**What this task involves**. Gather the lines that hold the string "annotation".
===== Input records
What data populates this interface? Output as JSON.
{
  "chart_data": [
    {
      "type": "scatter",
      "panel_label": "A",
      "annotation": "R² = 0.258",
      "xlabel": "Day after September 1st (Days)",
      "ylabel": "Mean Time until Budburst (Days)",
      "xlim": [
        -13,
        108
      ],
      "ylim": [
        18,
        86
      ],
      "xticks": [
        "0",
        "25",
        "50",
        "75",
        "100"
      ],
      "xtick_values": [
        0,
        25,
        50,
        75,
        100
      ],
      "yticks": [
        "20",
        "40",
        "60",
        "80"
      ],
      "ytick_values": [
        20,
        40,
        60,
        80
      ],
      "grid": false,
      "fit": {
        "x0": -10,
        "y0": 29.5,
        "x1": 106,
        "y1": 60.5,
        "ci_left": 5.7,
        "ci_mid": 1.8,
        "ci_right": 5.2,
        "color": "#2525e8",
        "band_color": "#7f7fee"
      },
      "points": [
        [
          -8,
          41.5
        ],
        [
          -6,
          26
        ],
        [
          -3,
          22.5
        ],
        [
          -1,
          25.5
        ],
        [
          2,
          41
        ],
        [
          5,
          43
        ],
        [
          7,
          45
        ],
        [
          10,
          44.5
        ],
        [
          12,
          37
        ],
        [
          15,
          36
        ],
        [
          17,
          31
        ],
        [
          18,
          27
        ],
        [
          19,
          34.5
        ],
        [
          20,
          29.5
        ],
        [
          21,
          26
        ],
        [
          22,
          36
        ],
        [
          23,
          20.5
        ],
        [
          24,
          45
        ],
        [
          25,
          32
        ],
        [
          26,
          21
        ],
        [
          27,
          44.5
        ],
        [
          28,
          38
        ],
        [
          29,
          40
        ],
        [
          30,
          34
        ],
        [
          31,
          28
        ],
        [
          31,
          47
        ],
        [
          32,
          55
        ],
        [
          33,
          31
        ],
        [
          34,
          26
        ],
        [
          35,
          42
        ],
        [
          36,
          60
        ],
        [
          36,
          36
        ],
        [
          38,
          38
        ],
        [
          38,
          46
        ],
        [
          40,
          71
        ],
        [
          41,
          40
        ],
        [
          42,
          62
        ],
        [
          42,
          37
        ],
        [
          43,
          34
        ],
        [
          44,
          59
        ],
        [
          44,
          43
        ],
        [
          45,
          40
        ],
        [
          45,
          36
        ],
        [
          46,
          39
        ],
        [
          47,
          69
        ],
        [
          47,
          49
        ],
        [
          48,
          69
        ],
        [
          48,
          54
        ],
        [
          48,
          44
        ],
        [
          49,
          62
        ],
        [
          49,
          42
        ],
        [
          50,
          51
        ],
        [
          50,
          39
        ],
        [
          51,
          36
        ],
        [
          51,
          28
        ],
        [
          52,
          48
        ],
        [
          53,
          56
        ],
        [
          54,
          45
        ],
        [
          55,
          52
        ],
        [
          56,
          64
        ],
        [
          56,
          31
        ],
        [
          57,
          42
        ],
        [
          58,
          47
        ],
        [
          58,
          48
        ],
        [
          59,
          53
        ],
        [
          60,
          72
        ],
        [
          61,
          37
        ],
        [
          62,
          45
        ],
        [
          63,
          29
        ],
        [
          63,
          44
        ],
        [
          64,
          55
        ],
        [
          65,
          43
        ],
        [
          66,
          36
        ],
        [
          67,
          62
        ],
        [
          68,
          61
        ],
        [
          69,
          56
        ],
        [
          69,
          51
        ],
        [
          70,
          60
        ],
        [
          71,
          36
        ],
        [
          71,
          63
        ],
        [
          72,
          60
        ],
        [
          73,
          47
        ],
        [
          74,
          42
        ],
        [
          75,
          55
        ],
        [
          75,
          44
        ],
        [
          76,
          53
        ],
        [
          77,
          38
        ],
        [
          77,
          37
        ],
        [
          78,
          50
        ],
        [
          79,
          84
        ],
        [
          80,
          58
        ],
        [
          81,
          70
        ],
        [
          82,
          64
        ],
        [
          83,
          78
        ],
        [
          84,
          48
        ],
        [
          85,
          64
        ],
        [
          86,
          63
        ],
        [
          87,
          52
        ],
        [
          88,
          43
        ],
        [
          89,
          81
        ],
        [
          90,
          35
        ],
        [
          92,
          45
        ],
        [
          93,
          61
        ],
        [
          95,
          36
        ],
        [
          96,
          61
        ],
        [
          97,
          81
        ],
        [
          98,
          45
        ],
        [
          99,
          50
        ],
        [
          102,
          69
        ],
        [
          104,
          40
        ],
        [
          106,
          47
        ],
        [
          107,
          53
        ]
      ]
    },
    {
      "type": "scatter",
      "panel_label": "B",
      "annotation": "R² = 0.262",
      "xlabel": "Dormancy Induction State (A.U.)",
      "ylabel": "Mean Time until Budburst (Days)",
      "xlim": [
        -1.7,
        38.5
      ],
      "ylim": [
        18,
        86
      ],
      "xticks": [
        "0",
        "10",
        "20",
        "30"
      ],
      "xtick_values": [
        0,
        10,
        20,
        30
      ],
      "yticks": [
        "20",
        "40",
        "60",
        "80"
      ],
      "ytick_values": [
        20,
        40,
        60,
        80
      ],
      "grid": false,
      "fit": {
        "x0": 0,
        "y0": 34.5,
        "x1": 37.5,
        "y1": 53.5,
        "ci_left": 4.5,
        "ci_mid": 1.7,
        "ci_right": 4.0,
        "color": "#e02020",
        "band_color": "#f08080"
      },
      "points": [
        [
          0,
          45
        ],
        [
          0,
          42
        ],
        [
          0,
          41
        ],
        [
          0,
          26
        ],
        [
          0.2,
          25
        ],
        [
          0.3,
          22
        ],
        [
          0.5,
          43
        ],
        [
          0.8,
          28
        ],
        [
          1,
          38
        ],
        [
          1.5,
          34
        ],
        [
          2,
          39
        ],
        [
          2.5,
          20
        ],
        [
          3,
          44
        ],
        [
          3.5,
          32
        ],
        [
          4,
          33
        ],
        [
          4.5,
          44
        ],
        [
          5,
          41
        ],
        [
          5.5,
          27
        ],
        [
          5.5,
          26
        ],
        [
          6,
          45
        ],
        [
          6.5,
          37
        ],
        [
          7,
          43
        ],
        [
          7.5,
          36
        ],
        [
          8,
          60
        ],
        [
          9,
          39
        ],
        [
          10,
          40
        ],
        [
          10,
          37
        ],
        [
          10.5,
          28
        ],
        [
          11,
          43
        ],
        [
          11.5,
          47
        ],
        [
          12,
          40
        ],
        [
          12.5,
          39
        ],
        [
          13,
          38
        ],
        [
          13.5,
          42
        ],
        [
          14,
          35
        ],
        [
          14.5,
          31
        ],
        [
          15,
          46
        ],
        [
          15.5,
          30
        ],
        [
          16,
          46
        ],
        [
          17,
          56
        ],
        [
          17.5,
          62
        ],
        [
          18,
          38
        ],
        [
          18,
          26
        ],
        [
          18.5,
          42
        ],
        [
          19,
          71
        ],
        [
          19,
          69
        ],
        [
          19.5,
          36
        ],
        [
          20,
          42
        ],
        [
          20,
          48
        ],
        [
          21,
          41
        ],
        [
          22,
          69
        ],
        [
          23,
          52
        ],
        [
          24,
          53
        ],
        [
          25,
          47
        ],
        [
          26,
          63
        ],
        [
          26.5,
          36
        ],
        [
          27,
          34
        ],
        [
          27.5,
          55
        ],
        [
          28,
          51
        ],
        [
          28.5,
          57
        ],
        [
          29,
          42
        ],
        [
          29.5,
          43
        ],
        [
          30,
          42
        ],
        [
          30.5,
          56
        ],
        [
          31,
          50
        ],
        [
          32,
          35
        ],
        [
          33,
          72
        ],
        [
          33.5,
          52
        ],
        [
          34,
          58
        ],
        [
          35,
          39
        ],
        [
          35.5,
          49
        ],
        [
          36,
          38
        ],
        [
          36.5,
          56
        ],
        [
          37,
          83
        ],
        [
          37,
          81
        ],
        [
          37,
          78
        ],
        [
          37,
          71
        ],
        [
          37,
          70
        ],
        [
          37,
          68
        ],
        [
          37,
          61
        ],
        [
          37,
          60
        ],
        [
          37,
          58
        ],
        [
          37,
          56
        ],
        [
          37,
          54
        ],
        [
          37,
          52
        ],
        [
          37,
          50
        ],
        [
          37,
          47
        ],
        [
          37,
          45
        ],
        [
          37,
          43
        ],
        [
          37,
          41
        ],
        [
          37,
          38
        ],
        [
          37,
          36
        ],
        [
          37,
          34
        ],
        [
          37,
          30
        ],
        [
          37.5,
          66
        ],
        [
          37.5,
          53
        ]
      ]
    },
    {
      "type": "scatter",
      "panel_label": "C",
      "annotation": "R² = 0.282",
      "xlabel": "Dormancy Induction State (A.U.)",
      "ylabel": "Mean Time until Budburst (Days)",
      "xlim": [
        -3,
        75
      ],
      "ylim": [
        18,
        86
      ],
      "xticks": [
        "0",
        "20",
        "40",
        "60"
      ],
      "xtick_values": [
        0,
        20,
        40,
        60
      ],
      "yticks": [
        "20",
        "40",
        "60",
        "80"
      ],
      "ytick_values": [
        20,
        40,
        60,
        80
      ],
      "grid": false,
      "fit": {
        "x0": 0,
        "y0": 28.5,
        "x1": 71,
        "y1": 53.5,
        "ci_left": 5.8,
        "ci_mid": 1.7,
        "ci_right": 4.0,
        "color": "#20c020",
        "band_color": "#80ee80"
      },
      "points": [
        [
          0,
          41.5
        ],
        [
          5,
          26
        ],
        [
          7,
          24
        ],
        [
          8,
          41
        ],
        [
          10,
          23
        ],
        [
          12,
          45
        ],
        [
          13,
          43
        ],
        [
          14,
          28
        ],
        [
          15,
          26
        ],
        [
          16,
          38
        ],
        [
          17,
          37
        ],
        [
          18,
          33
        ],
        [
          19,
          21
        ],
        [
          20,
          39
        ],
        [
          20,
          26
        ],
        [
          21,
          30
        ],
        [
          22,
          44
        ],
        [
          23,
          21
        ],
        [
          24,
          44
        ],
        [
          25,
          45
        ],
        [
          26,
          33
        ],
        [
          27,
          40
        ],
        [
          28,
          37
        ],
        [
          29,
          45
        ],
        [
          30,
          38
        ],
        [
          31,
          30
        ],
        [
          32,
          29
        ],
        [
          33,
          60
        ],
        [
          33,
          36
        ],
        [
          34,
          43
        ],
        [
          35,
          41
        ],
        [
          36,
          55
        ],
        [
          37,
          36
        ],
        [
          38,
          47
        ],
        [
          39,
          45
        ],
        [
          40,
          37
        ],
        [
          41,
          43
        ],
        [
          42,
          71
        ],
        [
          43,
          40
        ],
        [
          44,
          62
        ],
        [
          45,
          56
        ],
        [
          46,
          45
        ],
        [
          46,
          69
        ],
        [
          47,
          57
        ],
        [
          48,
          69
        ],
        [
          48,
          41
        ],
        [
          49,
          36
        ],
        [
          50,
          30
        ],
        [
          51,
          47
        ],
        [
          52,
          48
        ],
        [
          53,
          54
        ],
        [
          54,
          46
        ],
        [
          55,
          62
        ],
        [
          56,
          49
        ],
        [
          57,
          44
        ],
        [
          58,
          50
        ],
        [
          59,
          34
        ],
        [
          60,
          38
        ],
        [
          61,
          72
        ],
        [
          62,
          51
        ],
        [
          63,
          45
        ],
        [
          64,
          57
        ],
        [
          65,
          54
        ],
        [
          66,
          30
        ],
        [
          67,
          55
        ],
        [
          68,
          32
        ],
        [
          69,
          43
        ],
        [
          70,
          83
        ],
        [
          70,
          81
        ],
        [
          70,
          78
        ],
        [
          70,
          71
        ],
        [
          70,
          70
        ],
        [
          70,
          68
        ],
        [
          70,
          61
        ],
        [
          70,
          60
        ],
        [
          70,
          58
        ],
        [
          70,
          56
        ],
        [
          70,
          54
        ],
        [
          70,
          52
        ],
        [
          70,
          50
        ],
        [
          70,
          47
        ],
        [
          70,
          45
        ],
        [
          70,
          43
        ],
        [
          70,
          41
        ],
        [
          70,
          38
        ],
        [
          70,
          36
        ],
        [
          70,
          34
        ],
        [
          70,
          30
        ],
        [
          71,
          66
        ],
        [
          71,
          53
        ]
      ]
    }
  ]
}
==========
**Full solution**.
      "annotation": "R² = 0.258",
      "annotation": "R² = 0.262",
      "annotation": "R² = 0.282",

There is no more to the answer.